- _TASK GOAL_: Copy down every line where the string "color" shows up.

Records from a collection of figures:
--
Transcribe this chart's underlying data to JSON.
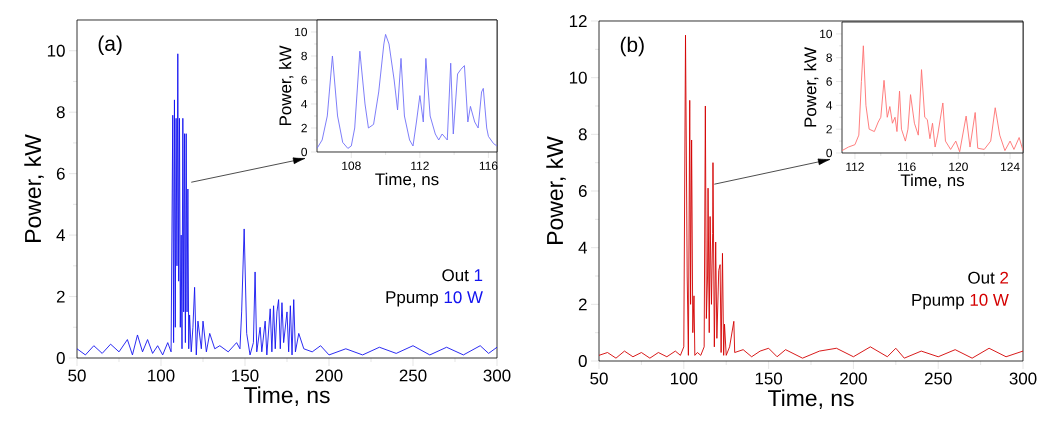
{
  "chart_data": [
    {
      "type": "line",
      "xlabel": "Time, ns",
      "ylabel": "Power, kW",
      "xlim": [
        50,
        300
      ],
      "ylim": [
        0,
        11
      ],
      "xticks": [
        50,
        100,
        150,
        200,
        250,
        300
      ],
      "yticks": [
        0,
        2,
        4,
        6,
        8,
        10
      ],
      "annotations": [
        "(a)",
        "Out",
        "1",
        "Ppump",
        "10 W"
      ],
      "x": [
        50,
        55,
        60,
        65,
        70,
        75,
        80,
        83,
        86,
        89,
        92,
        95,
        98,
        101,
        104,
        106,
        107,
        107.5,
        108,
        108.5,
        109,
        109.5,
        110,
        110.5,
        111,
        111.5,
        112,
        112.5,
        113,
        113.5,
        114,
        114.5,
        115,
        115.5,
        116,
        116.5,
        117,
        118,
        119,
        120,
        121,
        122,
        124,
        125,
        127,
        129,
        132,
        135,
        140,
        145,
        147,
        148,
        149.5,
        151,
        153,
        155,
        156,
        157,
        159,
        160,
        162,
        163,
        165,
        166,
        167,
        168,
        169,
        170,
        171,
        172,
        173,
        175,
        176,
        177,
        178,
        179,
        180,
        182,
        185,
        190,
        195,
        200,
        210,
        220,
        230,
        240,
        250,
        260,
        270,
        280,
        290,
        295,
        300
      ],
      "series": [
        {
          "color": "#1414f0",
          "values": [
            0.3,
            0.1,
            0.4,
            0.15,
            0.45,
            0.2,
            0.6,
            0.1,
            0.75,
            0.2,
            0.6,
            0.15,
            0.4,
            0.1,
            0.5,
            0.2,
            7.9,
            0.5,
            8.4,
            1.0,
            7.8,
            3.0,
            9.9,
            2.5,
            7.8,
            1.0,
            4.0,
            0.3,
            7.8,
            1.5,
            7.3,
            0.5,
            7.3,
            1.5,
            5.5,
            0.3,
            1.4,
            0.2,
            1.0,
            2.3,
            0.1,
            1.2,
            0.3,
            1.2,
            0.2,
            0.8,
            0.3,
            0.4,
            0.2,
            0.5,
            0.3,
            1.5,
            4.2,
            0.8,
            0.1,
            0.5,
            2.8,
            0.2,
            1.0,
            0.2,
            1.2,
            0.1,
            1.6,
            0.2,
            1.7,
            0.3,
            1.5,
            1.9,
            0.3,
            1.8,
            0.5,
            1.5,
            0.2,
            1.7,
            0.1,
            1.9,
            0.2,
            0.8,
            0.3,
            0.2,
            0.4,
            0.1,
            0.3,
            0.1,
            0.35,
            0.15,
            0.4,
            0.1,
            0.35,
            0.1,
            0.4,
            0.15,
            0.35
          ]
        }
      ]
    },
    {
      "type": "line",
      "xlabel": "Time, ns",
      "ylabel": "Power, kW",
      "xlim": [
        106,
        116.5
      ],
      "ylim": [
        0,
        11
      ],
      "xticks": [
        108,
        112,
        116
      ],
      "yticks": [
        0,
        2,
        4,
        6,
        8,
        10
      ],
      "x": [
        106,
        106.3,
        106.6,
        106.9,
        107.2,
        107.5,
        107.8,
        108.0,
        108.2,
        108.5,
        108.8,
        109.0,
        109.3,
        109.6,
        109.9,
        110.0,
        110.2,
        110.5,
        110.7,
        110.9,
        111.1,
        111.4,
        111.6,
        111.8,
        112.0,
        112.2,
        112.35,
        112.6,
        112.9,
        113.1,
        113.3,
        113.6,
        113.8,
        113.95,
        114.2,
        114.4,
        114.6,
        114.8,
        114.95,
        115.2,
        115.4,
        115.6,
        115.7,
        115.9,
        116.0,
        116.3,
        116.5
      ],
      "series": [
        {
          "color": "#6f6ff8",
          "values": [
            0.3,
            1.0,
            3.0,
            8.0,
            3.0,
            0.8,
            0.3,
            0.5,
            2.0,
            8.4,
            4.0,
            2.0,
            2.3,
            5.0,
            9.0,
            9.8,
            9.0,
            6.0,
            3.5,
            7.8,
            3.0,
            1.0,
            0.5,
            2.5,
            4.7,
            2.5,
            7.8,
            3.0,
            1.5,
            1.0,
            1.5,
            1.0,
            7.4,
            1.5,
            6.5,
            6.9,
            7.2,
            2.5,
            3.8,
            2.5,
            2.0,
            5.0,
            5.3,
            2.0,
            1.3,
            0.7,
            0.5
          ]
        }
      ]
    },
    {
      "type": "line",
      "xlabel": "Time, ns",
      "ylabel": "Power, kW",
      "xlim": [
        50,
        300
      ],
      "ylim": [
        0,
        12
      ],
      "xticks": [
        50,
        100,
        150,
        200,
        250,
        300
      ],
      "yticks": [
        0,
        2,
        4,
        6,
        8,
        10,
        12
      ],
      "annotations": [
        "(b)",
        "Out",
        "2",
        "Ppump",
        "10 W"
      ],
      "x": [
        50,
        55,
        60,
        65,
        70,
        75,
        80,
        85,
        90,
        95,
        98,
        100,
        100.5,
        101,
        102,
        102.7,
        103.5,
        104,
        104.6,
        105.3,
        106,
        106.5,
        108,
        110,
        112,
        112.7,
        113.3,
        114,
        114.3,
        115,
        115.5,
        116.3,
        117,
        117.2,
        118,
        118.8,
        119.5,
        120.6,
        121.4,
        122,
        122.8,
        123.5,
        124,
        125,
        127,
        129.5,
        130,
        135,
        140,
        145,
        150,
        155,
        160,
        170,
        180,
        190,
        200,
        210,
        220,
        225,
        230,
        240,
        250,
        260,
        270,
        280,
        290,
        300
      ],
      "series": [
        {
          "color": "#d40000",
          "values": [
            0.2,
            0.3,
            0.1,
            0.35,
            0.15,
            0.3,
            0.1,
            0.3,
            0.15,
            0.35,
            0.2,
            0.5,
            6.0,
            11.5,
            3.0,
            0.2,
            9.2,
            2.0,
            7.8,
            1.0,
            2.3,
            0.2,
            0.3,
            0.2,
            0.5,
            9.0,
            1.5,
            3.0,
            6.1,
            1.0,
            5.1,
            2.0,
            4.5,
            7.0,
            0.5,
            4.2,
            0.8,
            3.2,
            3.4,
            0.3,
            3.8,
            0.2,
            1.3,
            0.2,
            0.5,
            1.4,
            0.3,
            0.4,
            0.15,
            0.35,
            0.45,
            0.15,
            0.4,
            0.1,
            0.35,
            0.45,
            0.15,
            0.5,
            0.15,
            0.45,
            0.1,
            0.35,
            0.15,
            0.4,
            0.1,
            0.45,
            0.15,
            0.35
          ]
        }
      ]
    },
    {
      "type": "line",
      "xlabel": "Time, ns",
      "ylabel": "Power, kW",
      "xlim": [
        111,
        125
      ],
      "ylim": [
        0,
        11
      ],
      "xticks": [
        112,
        116,
        120,
        124
      ],
      "yticks": [
        0,
        2,
        4,
        6,
        8,
        10
      ],
      "x": [
        111,
        111.5,
        112,
        112.3,
        112.5,
        112.65,
        112.85,
        113.1,
        113.5,
        113.8,
        114.0,
        114.25,
        114.5,
        114.7,
        114.9,
        115.1,
        115.25,
        115.45,
        115.6,
        115.9,
        116.1,
        116.3,
        116.6,
        116.9,
        117.15,
        117.4,
        117.6,
        117.8,
        118.0,
        118.2,
        118.4,
        118.8,
        119.0,
        119.4,
        119.8,
        120.1,
        120.6,
        120.9,
        121.3,
        121.5,
        122.0,
        122.5,
        122.85,
        123.2,
        123.6,
        124.0,
        124.3,
        124.7,
        125
      ],
      "series": [
        {
          "color": "#ff7070",
          "values": [
            0.2,
            0.5,
            0.7,
            1.5,
            6.0,
            9.0,
            4.0,
            2.0,
            1.8,
            2.6,
            3.0,
            6.1,
            3.0,
            3.9,
            2.5,
            3.0,
            1.8,
            5.2,
            2.0,
            1.0,
            2.0,
            4.9,
            2.5,
            1.5,
            7.0,
            3.0,
            2.8,
            1.2,
            2.5,
            0.5,
            1.5,
            4.2,
            1.0,
            0.3,
            1.0,
            0.1,
            3.1,
            0.5,
            3.4,
            0.4,
            0.3,
            1.0,
            3.8,
            1.5,
            0.2,
            1.0,
            0.3,
            1.3,
            0.2
          ]
        }
      ]
    }
  ]
}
--
- _REPLY TO THE TASK_:
          "color": "#1414f0",
          "color": "#6f6ff8",
          "color": "#d40000",
          "color": "#ff7070",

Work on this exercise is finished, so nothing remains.